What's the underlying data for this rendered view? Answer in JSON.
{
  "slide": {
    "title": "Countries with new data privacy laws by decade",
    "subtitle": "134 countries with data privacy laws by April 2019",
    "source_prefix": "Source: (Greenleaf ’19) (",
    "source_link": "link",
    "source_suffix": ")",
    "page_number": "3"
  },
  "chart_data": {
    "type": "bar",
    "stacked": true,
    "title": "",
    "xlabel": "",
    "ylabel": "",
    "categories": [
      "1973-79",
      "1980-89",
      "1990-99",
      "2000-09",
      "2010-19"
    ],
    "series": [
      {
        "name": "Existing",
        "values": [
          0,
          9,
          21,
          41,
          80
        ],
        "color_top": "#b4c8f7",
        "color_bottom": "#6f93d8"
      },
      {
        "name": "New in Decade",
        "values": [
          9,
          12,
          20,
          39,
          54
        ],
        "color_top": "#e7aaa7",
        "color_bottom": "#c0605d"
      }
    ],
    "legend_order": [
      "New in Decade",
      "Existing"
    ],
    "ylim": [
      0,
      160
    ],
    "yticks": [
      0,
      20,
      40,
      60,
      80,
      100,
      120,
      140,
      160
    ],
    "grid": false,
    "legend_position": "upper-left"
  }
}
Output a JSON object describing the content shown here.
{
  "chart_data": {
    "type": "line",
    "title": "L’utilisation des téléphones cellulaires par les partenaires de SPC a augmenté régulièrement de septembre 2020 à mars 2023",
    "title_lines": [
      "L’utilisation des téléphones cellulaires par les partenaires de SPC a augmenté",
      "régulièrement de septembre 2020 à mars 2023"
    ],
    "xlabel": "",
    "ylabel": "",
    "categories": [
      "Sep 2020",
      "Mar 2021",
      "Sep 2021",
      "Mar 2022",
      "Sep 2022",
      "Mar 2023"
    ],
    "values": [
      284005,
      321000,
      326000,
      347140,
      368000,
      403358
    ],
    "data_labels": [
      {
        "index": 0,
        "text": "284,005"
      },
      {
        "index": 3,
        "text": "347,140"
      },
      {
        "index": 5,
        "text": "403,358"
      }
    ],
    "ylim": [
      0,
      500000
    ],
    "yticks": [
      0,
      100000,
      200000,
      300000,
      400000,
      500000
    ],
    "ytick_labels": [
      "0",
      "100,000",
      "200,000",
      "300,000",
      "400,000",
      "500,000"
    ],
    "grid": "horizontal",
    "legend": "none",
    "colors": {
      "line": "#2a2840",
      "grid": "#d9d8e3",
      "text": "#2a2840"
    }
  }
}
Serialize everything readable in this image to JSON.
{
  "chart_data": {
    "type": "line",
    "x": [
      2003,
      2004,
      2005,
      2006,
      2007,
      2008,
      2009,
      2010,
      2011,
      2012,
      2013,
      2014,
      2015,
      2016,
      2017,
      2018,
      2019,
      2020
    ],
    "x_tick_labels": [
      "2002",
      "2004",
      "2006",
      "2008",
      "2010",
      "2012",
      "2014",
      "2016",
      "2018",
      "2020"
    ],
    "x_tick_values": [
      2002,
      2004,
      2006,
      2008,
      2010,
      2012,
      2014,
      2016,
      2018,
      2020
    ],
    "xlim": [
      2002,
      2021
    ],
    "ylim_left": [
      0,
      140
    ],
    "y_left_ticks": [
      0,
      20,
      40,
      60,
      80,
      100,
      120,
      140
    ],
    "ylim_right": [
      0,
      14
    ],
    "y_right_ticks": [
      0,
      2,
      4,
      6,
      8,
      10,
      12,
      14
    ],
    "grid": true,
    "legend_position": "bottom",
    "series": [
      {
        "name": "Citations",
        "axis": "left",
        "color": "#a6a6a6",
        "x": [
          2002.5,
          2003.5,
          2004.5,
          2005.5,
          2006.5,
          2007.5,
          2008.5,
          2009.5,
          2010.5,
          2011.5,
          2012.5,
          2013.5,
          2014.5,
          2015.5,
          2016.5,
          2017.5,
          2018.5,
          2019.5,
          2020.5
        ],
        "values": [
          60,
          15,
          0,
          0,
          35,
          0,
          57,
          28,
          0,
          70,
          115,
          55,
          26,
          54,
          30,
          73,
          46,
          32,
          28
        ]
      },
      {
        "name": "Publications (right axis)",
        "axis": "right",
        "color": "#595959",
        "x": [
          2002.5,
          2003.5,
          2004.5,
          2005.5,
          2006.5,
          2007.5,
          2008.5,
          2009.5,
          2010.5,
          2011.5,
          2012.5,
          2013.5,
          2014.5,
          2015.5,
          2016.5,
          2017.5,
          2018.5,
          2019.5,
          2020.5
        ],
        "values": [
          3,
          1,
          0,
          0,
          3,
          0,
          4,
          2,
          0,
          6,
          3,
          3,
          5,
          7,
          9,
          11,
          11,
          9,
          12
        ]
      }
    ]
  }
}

▶ DIRECTION
Each line in the material above must be retyped without alteration.

▶ ANSWER IN FULL
What's the underlying data for this rendered view? Answer in JSON.
{
  "slide": {
    "title": "Countries with new data privacy laws by decade",
    "subtitle": "134 countries with data privacy laws by April 2019",
    "source_prefix": "Source: (Greenleaf ’19) (",
    "source_link": "link",
    "source_suffix": ")",
    "page_number": "3"
  },
  "chart_data": {
    "type": "bar",
    "stacked": true,
    "title": "",
    "xlabel": "",
    "ylabel": "",
    "categories": [
      "1973-79",
      "1980-89",
      "1990-99",
      "2000-09",
      "2010-19"
    ],
    "series": [
      {
        "name": "Existing",
        "values": [
          0,
          9,
          21,
          41,
          80
        ],
        "color_top": "#b4c8f7",
        "color_bottom": "#6f93d8"
      },
      {
        "name": "New in Decade",
        "values": [
          9,
          12,
          20,
          39,
          54
        ],
        "color_top": "#e7aaa7",
        "color_bottom": "#c0605d"
      }
    ],
    "legend_order": [
      "New in Decade",
      "Existing"
    ],
    "ylim": [
      0,
      160
    ],
    "yticks": [
      0,
      20,
      40,
      60,
      80,
      100,
      120,
      140,
      160
    ],
    "grid": false,
    "legend_position": "upper-left"
  }
}
Output a JSON object describing the content shown here.
{
  "chart_data": {
    "type": "line",
    "title": "L’utilisation des téléphones cellulaires par les partenaires de SPC a augmenté régulièrement de septembre 2020 à mars 2023",
    "title_lines": [
      "L’utilisation des téléphones cellulaires par les partenaires de SPC a augmenté",
      "régulièrement de septembre 2020 à mars 2023"
    ],
    "xlabel": "",
    "ylabel": "",
    "categories": [
      "Sep 2020",
      "Mar 2021",
      "Sep 2021",
      "Mar 2022",
      "Sep 2022",
      "Mar 2023"
    ],
    "values": [
      284005,
      321000,
      326000,
      347140,
      368000,
      403358
    ],
    "data_labels": [
      {
        "index": 0,
        "text": "284,005"
      },
      {
        "index": 3,
        "text": "347,140"
      },
      {
        "index": 5,
        "text": "403,358"
      }
    ],
    "ylim": [
      0,
      500000
    ],
    "yticks": [
      0,
      100000,
      200000,
      300000,
      400000,
      500000
    ],
    "ytick_labels": [
      "0",
      "100,000",
      "200,000",
      "300,000",
      "400,000",
      "500,000"
    ],
    "grid": "horizontal",
    "legend": "none",
    "colors": {
      "line": "#2a2840",
      "grid": "#d9d8e3",
      "text": "#2a2840"
    }
  }
}
Serialize everything readable in this image to JSON.
{
  "chart_data": {
    "type": "line",
    "x": [
      2003,
      2004,
      2005,
      2006,
      2007,
      2008,
      2009,
      2010,
      2011,
      2012,
      2013,
      2014,
      2015,
      2016,
      2017,
      2018,
      2019,
      2020
    ],
    "x_tick_labels": [
      "2002",
      "2004",
      "2006",
      "2008",
      "2010",
      "2012",
      "2014",
      "2016",
      "2018",
      "2020"
    ],
    "x_tick_values": [
      2002,
      2004,
      2006,
      2008,
      2010,
      2012,
      2014,
      2016,
      2018,
      2020
    ],
    "xlim": [
      2002,
      2021
    ],
    "ylim_left": [
      0,
      140
    ],
    "y_left_ticks": [
      0,
      20,
      40,
      60,
      80,
      100,
      120,
      140
    ],
    "ylim_right": [
      0,
      14
    ],
    "y_right_ticks": [
      0,
      2,
      4,
      6,
      8,
      10,
      12,
      14
    ],
    "grid": true,
    "legend_position": "bottom",
    "series": [
      {
        "name": "Citations",
        "axis": "left",
        "color": "#a6a6a6",
        "x": [
          2002.5,
          2003.5,
          2004.5,
          2005.5,
          2006.5,
          2007.5,
          2008.5,
          2009.5,
          2010.5,
          2011.5,
          2012.5,
          2013.5,
          2014.5,
          2015.5,
          2016.5,
          2017.5,
          2018.5,
          2019.5,
          2020.5
        ],
        "values": [
          60,
          15,
          0,
          0,
          35,
          0,
          57,
          28,
          0,
          70,
          115,
          55,
          26,
          54,
          30,
          73,
          46,
          32,
          28
        ]
      },
      {
        "name": "Publications (right axis)",
        "axis": "right",
        "color": "#595959",
        "x": [
          2002.5,
          2003.5,
          2004.5,
          2005.5,
          2006.5,
          2007.5,
          2008.5,
          2009.5,
          2010.5,
          2011.5,
          2012.5,
          2013.5,
          2014.5,
          2015.5,
          2016.5,
          2017.5,
          2018.5,
          2019.5,
          2020.5
        ],
        "values": [
          3,
          1,
          0,
          0,
          3,
          0,
          4,
          2,
          0,
          6,
          3,
          3,
          5,
          7,
          9,
          11,
          11,
          9,
          12
        ]
      }
    ]
  }
}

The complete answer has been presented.